Data for processing start
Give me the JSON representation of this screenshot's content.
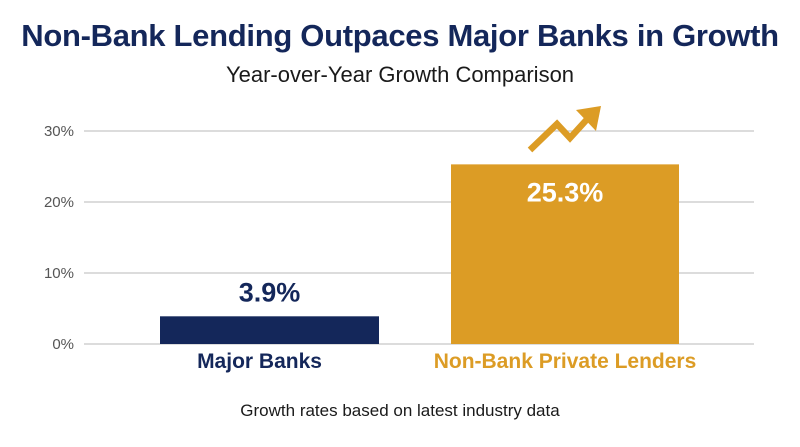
{
  "chart_data": {
    "type": "bar",
    "title": "Non-Bank Lending Outpaces Major Banks in Growth",
    "subtitle": "Year-over-Year Growth Comparison",
    "footnote": "Growth rates based on latest industry data",
    "categories": [
      "Major Banks",
      "Non-Bank Private Lenders"
    ],
    "values": [
      3.9,
      25.3
    ],
    "data_labels": [
      "3.9%",
      "25.3%"
    ],
    "colors": [
      "#14275a",
      "#dc9c25"
    ],
    "category_label_colors": [
      "#14275a",
      "#dc9c25"
    ],
    "data_label_colors": [
      "#14275a",
      "#ffffff"
    ],
    "ylim": [
      0,
      30
    ],
    "yticks": [
      0,
      10,
      20,
      30
    ],
    "ytick_labels": [
      "0%",
      "10%",
      "20%",
      "30%"
    ],
    "xlabel": "",
    "ylabel": "",
    "grid": true,
    "legend": "none",
    "annotations": [
      {
        "type": "icon",
        "name": "trending-up-arrow-icon",
        "color": "#dc9c25"
      }
    ]
  }
}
Data for processing end
=== Given problem ===
Print the entries above exactly, taking out only the pictures.

=== Written response ===
Give me the JSON representation of this screenshot's content.
{
  "chart_data": {
    "type": "bar",
    "title": "Non-Bank Lending Outpaces Major Banks in Growth",
    "subtitle": "Year-over-Year Growth Comparison",
    "footnote": "Growth rates based on latest industry data",
    "categories": [
      "Major Banks",
      "Non-Bank Private Lenders"
    ],
    "values": [
      3.9,
      25.3
    ],
    "data_labels": [
      "3.9%",
      "25.3%"
    ],
    "colors": [
      "#14275a",
      "#dc9c25"
    ],
    "category_label_colors": [
      "#14275a",
      "#dc9c25"
    ],
    "data_label_colors": [
      "#14275a",
      "#ffffff"
    ],
    "ylim": [
      0,
      30
    ],
    "yticks": [
      0,
      10,
      20,
      30
    ],
    "ytick_labels": [
      "0%",
      "10%",
      "20%",
      "30%"
    ],
    "xlabel": "",
    "ylabel": "",
    "grid": true,
    "legend": "none",
    "annotations": [
      {
        "type": "icon",
        "name": "trending-up-arrow-icon",
        "color": "#dc9c25"
      }
    ]
  }
}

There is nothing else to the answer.